[Goal] With the pictures omitted, write out the entries that follow exactly as they stand.

--- START Items ---

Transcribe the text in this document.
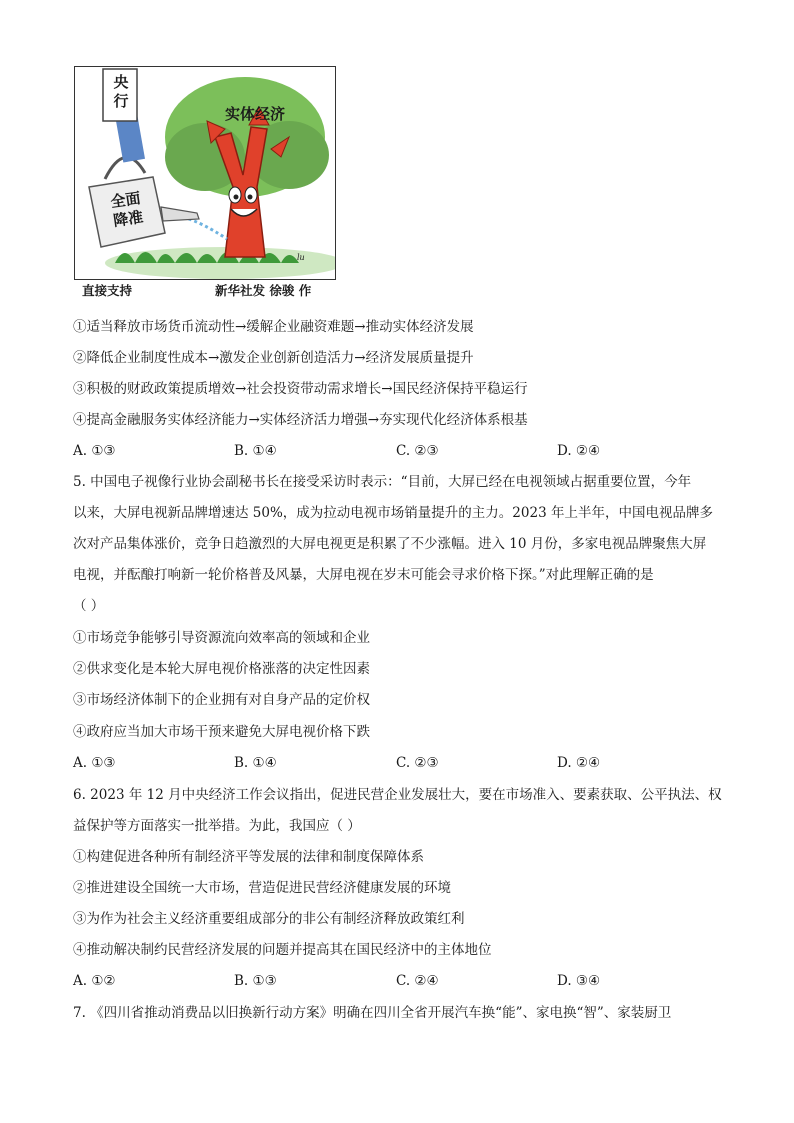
央
行
全面
降准
实体经济
lu
直接支持	新华社发 徐骏 作
①适当释放市场货币流动性→缓解企业融资难题→推动实体经济发展
②降低企业制度性成本→激发企业创新创造活力→经济发展质量提升
③积极的财政政策提质增效→社会投资带动需求增长→国民经济保持平稳运行
④提高金融服务实体经济能力→实体经济活力增强→夯实现代化经济体系根基
A. ①③	B. ①④	C. ②③	D. ②④
5. 中国电子视像行业协会副秘书长在接受采访时表示：“目前，大屏已经在电视领域占据重要位置，今年
以来，大屏电视新品牌增速达 50%，成为拉动电视市场销量提升的主力。2023 年上半年，中国电视品牌多
次对产品集体涨价，竞争日趋激烈的大屏电视更是积累了不少涨幅。进入 10 月份，多家电视品牌聚焦大屏
电视，并酝酿打响新一轮价格普及风暴，大屏电视在岁末可能会寻求价格下探。”对此理解正确的是
（ ）
①市场竞争能够引导资源流向效率高的领域和企业
②供求变化是本轮大屏电视价格涨落的决定性因素
③市场经济体制下的企业拥有对自身产品的定价权
④政府应当加大市场干预来避免大屏电视价格下跌
A. ①③	B. ①④	C. ②③	D. ②④
6. 2023 年 12 月中央经济工作会议指出，促进民营企业发展壮大，要在市场准入、要素获取、公平执法、权
益保护等方面落实一批举措。为此，我国应（ ）
①构建促进各种所有制经济平等发展的法律和制度保障体系
②推进建设全国统一大市场，营造促进民营经济健康发展的环境
③为作为社会主义经济重要组成部分的非公有制经济释放政策红利
④推动解决制约民营经济发展的问题并提高其在国民经济中的主体地位
A. ①②	B. ①③	C. ②④	D. ③④
7. 《四川省推动消费品以旧换新行动方案》明确在四川全省开展汽车换“能”、家电换“智”、家装厨卫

--- END Items ---

[Task result]
Transcribe the text in this document.
央
行
全面
降准
实体经济
lu
直接支持	新华社发 徐骏 作
①适当释放市场货币流动性→缓解企业融资难题→推动实体经济发展
②降低企业制度性成本→激发企业创新创造活力→经济发展质量提升
③积极的财政政策提质增效→社会投资带动需求增长→国民经济保持平稳运行
④提高金融服务实体经济能力→实体经济活力增强→夯实现代化经济体系根基
A. ①③	B. ①④	C. ②③	D. ②④
5. 中国电子视像行业协会副秘书长在接受采访时表示：“目前，大屏已经在电视领域占据重要位置，今年
以来，大屏电视新品牌增速达 50%，成为拉动电视市场销量提升的主力。2023 年上半年，中国电视品牌多
次对产品集体涨价，竞争日趋激烈的大屏电视更是积累了不少涨幅。进入 10 月份，多家电视品牌聚焦大屏
电视，并酝酿打响新一轮价格普及风暴，大屏电视在岁末可能会寻求价格下探。”对此理解正确的是
（ ）
①市场竞争能够引导资源流向效率高的领域和企业
②供求变化是本轮大屏电视价格涨落的决定性因素
③市场经济体制下的企业拥有对自身产品的定价权
④政府应当加大市场干预来避免大屏电视价格下跌
A. ①③	B. ①④	C. ②③	D. ②④
6. 2023 年 12 月中央经济工作会议指出，促进民营企业发展壮大，要在市场准入、要素获取、公平执法、权
益保护等方面落实一批举措。为此，我国应（ ）
①构建促进各种所有制经济平等发展的法律和制度保障体系
②推进建设全国统一大市场，营造促进民营经济健康发展的环境
③为作为社会主义经济重要组成部分的非公有制经济释放政策红利
④推动解决制约民营经济发展的问题并提高其在国民经济中的主体地位
A. ①②	B. ①③	C. ②④	D. ③④
7. 《四川省推动消费品以旧换新行动方案》明确在四川全省开展汽车换“能”、家电换“智”、家装厨卫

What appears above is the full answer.